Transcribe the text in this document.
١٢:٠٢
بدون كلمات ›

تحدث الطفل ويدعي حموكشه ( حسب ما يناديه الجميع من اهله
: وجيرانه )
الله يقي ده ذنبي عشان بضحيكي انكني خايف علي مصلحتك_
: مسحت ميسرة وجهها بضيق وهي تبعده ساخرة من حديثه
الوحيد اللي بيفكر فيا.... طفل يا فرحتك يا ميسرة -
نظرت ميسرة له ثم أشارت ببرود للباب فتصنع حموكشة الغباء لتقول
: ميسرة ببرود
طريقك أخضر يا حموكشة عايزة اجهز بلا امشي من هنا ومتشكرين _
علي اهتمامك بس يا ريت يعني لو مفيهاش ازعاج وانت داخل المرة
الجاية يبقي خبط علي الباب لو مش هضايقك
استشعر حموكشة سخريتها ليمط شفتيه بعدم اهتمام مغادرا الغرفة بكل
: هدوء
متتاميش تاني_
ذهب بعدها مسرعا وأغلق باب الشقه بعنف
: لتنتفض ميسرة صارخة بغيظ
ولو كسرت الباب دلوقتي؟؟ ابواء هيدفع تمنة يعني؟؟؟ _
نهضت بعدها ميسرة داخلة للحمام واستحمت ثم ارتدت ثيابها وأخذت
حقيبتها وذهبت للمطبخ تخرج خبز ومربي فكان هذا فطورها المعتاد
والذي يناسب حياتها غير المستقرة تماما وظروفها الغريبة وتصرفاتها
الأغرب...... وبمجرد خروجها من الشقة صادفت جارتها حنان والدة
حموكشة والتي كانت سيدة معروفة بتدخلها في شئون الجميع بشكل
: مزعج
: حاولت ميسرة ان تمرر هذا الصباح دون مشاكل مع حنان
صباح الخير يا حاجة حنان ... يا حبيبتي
--------
• What the task requires:
Output the full listing exactly as it stands.

• Solved problem:
Transcribe the text in this document.
١٢:٠٢
بدون كلمات ›

تحدث الطفل ويدعي حموكشه ( حسب ما يناديه الجميع من اهله
: وجيرانه )
الله يقي ده ذنبي عشان بضحيكي انكني خايف علي مصلحتك_
: مسحت ميسرة وجهها بضيق وهي تبعده ساخرة من حديثه
الوحيد اللي بيفكر فيا.... طفل يا فرحتك يا ميسرة -
نظرت ميسرة له ثم أشارت ببرود للباب فتصنع حموكشة الغباء لتقول
: ميسرة ببرود
طريقك أخضر يا حموكشة عايزة اجهز بلا امشي من هنا ومتشكرين _
علي اهتمامك بس يا ريت يعني لو مفيهاش ازعاج وانت داخل المرة
الجاية يبقي خبط علي الباب لو مش هضايقك
استشعر حموكشة سخريتها ليمط شفتيه بعدم اهتمام مغادرا الغرفة بكل
: هدوء
متتاميش تاني_
ذهب بعدها مسرعا وأغلق باب الشقه بعنف
: لتنتفض ميسرة صارخة بغيظ
ولو كسرت الباب دلوقتي؟؟ ابواء هيدفع تمنة يعني؟؟؟ _
نهضت بعدها ميسرة داخلة للحمام واستحمت ثم ارتدت ثيابها وأخذت
حقيبتها وذهبت للمطبخ تخرج خبز ومربي فكان هذا فطورها المعتاد
والذي يناسب حياتها غير المستقرة تماما وظروفها الغريبة وتصرفاتها
الأغرب...... وبمجرد خروجها من الشقة صادفت جارتها حنان والدة
حموكشة والتي كانت سيدة معروفة بتدخلها في شئون الجميع بشكل
: مزعج
: حاولت ميسرة ان تمرر هذا الصباح دون مشاكل مع حنان
صباح الخير يا حاجة حنان ... يا حبيبتي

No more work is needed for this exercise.